▶ **TASK BRIEF**: The entries below are to be transcribed in full, without their images.
# START OF MATERIAL SHOWN
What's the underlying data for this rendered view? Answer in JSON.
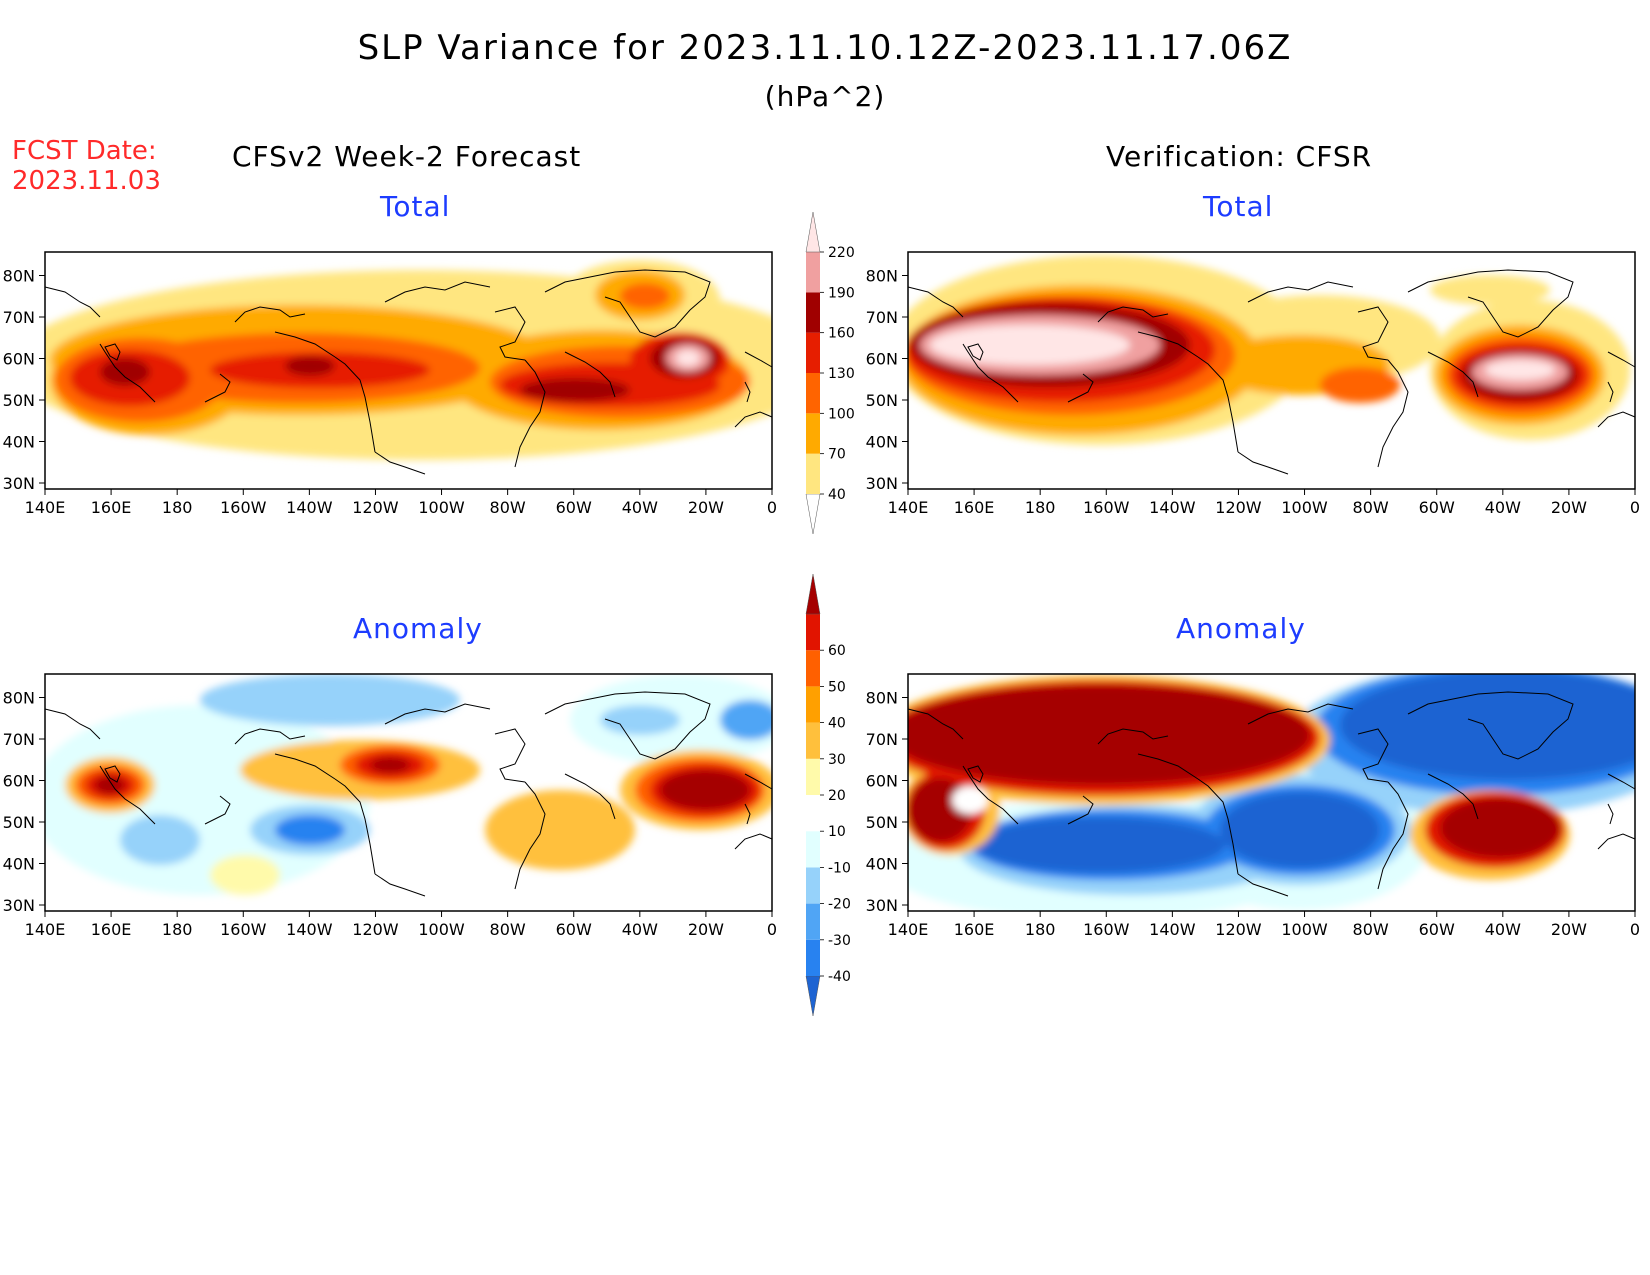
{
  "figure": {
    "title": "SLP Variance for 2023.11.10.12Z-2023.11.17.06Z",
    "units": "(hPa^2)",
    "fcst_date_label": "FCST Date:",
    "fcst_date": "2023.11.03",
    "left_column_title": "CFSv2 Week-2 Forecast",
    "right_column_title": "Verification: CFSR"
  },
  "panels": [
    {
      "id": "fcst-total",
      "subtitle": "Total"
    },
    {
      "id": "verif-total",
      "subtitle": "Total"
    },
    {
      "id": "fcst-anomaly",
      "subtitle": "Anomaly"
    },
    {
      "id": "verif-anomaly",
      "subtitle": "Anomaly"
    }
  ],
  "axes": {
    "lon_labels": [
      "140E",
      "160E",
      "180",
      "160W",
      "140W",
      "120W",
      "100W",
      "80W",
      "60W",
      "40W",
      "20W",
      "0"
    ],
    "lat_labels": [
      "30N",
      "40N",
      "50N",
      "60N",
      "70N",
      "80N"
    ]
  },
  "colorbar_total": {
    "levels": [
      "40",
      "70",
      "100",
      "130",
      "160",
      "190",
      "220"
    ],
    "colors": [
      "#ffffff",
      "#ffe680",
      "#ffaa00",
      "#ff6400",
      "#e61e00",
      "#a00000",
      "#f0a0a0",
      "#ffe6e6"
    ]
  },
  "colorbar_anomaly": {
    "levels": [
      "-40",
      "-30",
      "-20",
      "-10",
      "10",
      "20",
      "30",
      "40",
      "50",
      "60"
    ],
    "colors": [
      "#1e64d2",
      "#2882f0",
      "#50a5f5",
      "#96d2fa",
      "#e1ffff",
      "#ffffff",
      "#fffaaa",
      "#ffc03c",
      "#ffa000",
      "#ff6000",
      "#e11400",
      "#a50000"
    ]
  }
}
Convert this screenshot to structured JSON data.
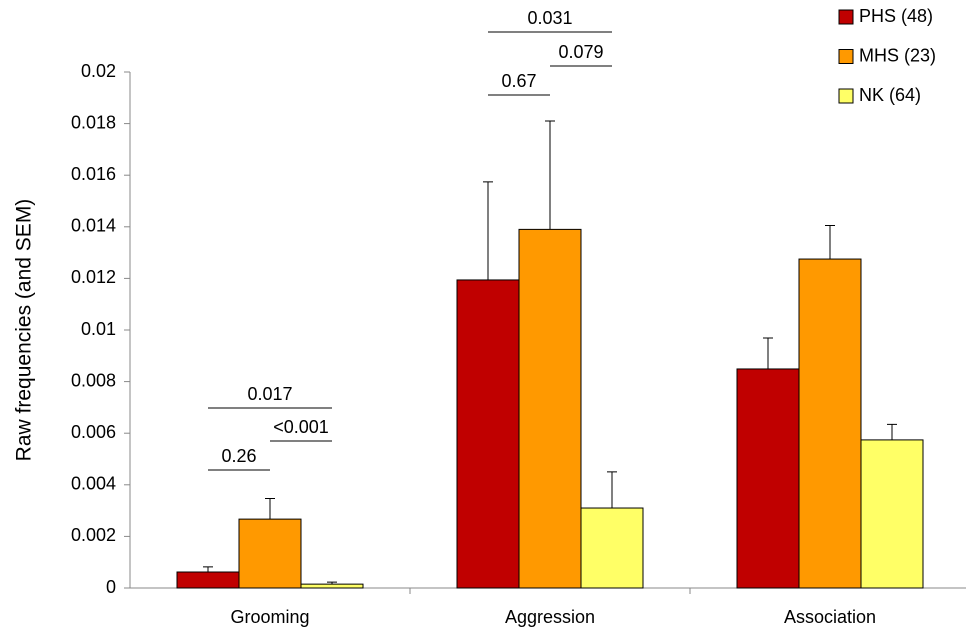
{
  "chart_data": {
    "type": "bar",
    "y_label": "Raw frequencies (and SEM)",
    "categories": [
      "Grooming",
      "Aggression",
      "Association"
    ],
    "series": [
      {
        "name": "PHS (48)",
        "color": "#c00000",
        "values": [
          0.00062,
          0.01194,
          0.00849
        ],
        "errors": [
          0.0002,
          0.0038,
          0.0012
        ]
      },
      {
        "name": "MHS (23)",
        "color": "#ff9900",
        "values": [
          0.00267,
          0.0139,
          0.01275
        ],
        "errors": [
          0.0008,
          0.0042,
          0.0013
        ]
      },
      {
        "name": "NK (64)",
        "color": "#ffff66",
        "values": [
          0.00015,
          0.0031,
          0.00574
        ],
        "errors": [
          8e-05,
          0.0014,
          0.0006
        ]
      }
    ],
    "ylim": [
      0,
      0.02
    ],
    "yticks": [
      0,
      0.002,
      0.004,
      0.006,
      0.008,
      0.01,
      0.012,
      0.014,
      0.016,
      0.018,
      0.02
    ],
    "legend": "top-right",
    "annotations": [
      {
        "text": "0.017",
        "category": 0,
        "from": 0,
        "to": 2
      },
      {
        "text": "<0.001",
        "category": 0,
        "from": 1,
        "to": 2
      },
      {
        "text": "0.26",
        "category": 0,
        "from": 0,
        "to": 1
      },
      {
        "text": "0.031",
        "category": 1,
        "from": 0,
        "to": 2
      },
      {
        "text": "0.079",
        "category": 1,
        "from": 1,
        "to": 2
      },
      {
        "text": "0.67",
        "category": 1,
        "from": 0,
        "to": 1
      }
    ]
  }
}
# END OF MATERIAL SHOWN
▶ **WORKED SOLUTION**:
What's the underlying data for this rendered view? Answer in JSON.
{
  "figure": {
    "title": "SLP Variance for 2023.11.10.12Z-2023.11.17.06Z",
    "units": "(hPa^2)",
    "fcst_date_label": "FCST Date:",
    "fcst_date": "2023.11.03",
    "left_column_title": "CFSv2 Week-2 Forecast",
    "right_column_title": "Verification: CFSR"
  },
  "panels": [
    {
      "id": "fcst-total",
      "subtitle": "Total"
    },
    {
      "id": "verif-total",
      "subtitle": "Total"
    },
    {
      "id": "fcst-anomaly",
      "subtitle": "Anomaly"
    },
    {
      "id": "verif-anomaly",
      "subtitle": "Anomaly"
    }
  ],
  "axes": {
    "lon_labels": [
      "140E",
      "160E",
      "180",
      "160W",
      "140W",
      "120W",
      "100W",
      "80W",
      "60W",
      "40W",
      "20W",
      "0"
    ],
    "lat_labels": [
      "30N",
      "40N",
      "50N",
      "60N",
      "70N",
      "80N"
    ]
  },
  "colorbar_total": {
    "levels": [
      "40",
      "70",
      "100",
      "130",
      "160",
      "190",
      "220"
    ],
    "colors": [
      "#ffffff",
      "#ffe680",
      "#ffaa00",
      "#ff6400",
      "#e61e00",
      "#a00000",
      "#f0a0a0",
      "#ffe6e6"
    ]
  },
  "colorbar_anomaly": {
    "levels": [
      "-40",
      "-30",
      "-20",
      "-10",
      "10",
      "20",
      "30",
      "40",
      "50",
      "60"
    ],
    "colors": [
      "#1e64d2",
      "#2882f0",
      "#50a5f5",
      "#96d2fa",
      "#e1ffff",
      "#ffffff",
      "#fffaaa",
      "#ffc03c",
      "#ffa000",
      "#ff6000",
      "#e11400",
      "#a50000"
    ]
  }
}
Convert this screenshot to structured JSON data.
{
  "chart_data": {
    "type": "bar",
    "y_label": "Raw frequencies (and SEM)",
    "categories": [
      "Grooming",
      "Aggression",
      "Association"
    ],
    "series": [
      {
        "name": "PHS (48)",
        "color": "#c00000",
        "values": [
          0.00062,
          0.01194,
          0.00849
        ],
        "errors": [
          0.0002,
          0.0038,
          0.0012
        ]
      },
      {
        "name": "MHS (23)",
        "color": "#ff9900",
        "values": [
          0.00267,
          0.0139,
          0.01275
        ],
        "errors": [
          0.0008,
          0.0042,
          0.0013
        ]
      },
      {
        "name": "NK (64)",
        "color": "#ffff66",
        "values": [
          0.00015,
          0.0031,
          0.00574
        ],
        "errors": [
          8e-05,
          0.0014,
          0.0006
        ]
      }
    ],
    "ylim": [
      0,
      0.02
    ],
    "yticks": [
      0,
      0.002,
      0.004,
      0.006,
      0.008,
      0.01,
      0.012,
      0.014,
      0.016,
      0.018,
      0.02
    ],
    "legend": "top-right",
    "annotations": [
      {
        "text": "0.017",
        "category": 0,
        "from": 0,
        "to": 2
      },
      {
        "text": "<0.001",
        "category": 0,
        "from": 1,
        "to": 2
      },
      {
        "text": "0.26",
        "category": 0,
        "from": 0,
        "to": 1
      },
      {
        "text": "0.031",
        "category": 1,
        "from": 0,
        "to": 2
      },
      {
        "text": "0.079",
        "category": 1,
        "from": 1,
        "to": 2
      },
      {
        "text": "0.67",
        "category": 1,
        "from": 0,
        "to": 1
      }
    ]
  }
}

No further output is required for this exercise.